** start **

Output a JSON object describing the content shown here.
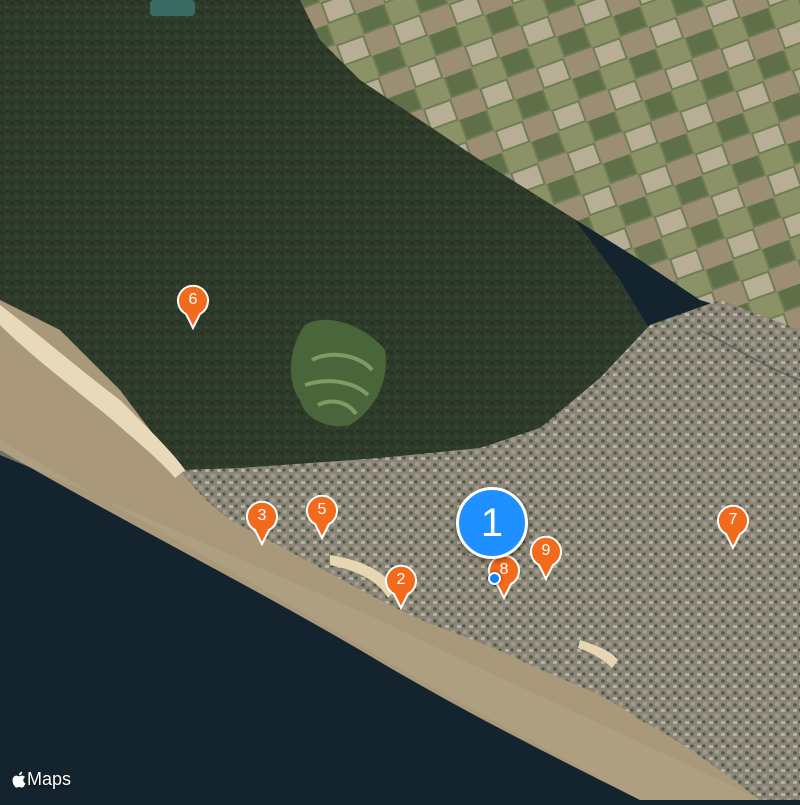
{
  "map": {
    "type": "satellite",
    "provider": "Apple Maps",
    "brand_label": "Maps",
    "selected_marker": {
      "label": "1",
      "color": "#1e90ff"
    },
    "markers": [
      {
        "id": "marker-2",
        "label": "2"
      },
      {
        "id": "marker-3",
        "label": "3"
      },
      {
        "id": "marker-5",
        "label": "5"
      },
      {
        "id": "marker-6",
        "label": "6"
      },
      {
        "id": "marker-7",
        "label": "7"
      },
      {
        "id": "marker-8",
        "label": "8"
      },
      {
        "id": "marker-9",
        "label": "9"
      }
    ],
    "marker_color": "#f26a1b",
    "colors": {
      "ocean": "#14242e",
      "estuary": "#a9997a",
      "forest": "#2e3b2a",
      "town": "#8c877c",
      "fields": "#7c8a5e",
      "beach": "#e8d9b8"
    }
  }
}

** end **

**Task details:** Transcribe all of the records above character for character. Exclude the pictures.

**Exercise response:**
Output a JSON object describing the content shown here.
{
  "map": {
    "type": "satellite",
    "provider": "Apple Maps",
    "brand_label": "Maps",
    "selected_marker": {
      "label": "1",
      "color": "#1e90ff"
    },
    "markers": [
      {
        "id": "marker-2",
        "label": "2"
      },
      {
        "id": "marker-3",
        "label": "3"
      },
      {
        "id": "marker-5",
        "label": "5"
      },
      {
        "id": "marker-6",
        "label": "6"
      },
      {
        "id": "marker-7",
        "label": "7"
      },
      {
        "id": "marker-8",
        "label": "8"
      },
      {
        "id": "marker-9",
        "label": "9"
      }
    ],
    "marker_color": "#f26a1b",
    "colors": {
      "ocean": "#14242e",
      "estuary": "#a9997a",
      "forest": "#2e3b2a",
      "town": "#8c877c",
      "fields": "#7c8a5e",
      "beach": "#e8d9b8"
    }
  }
}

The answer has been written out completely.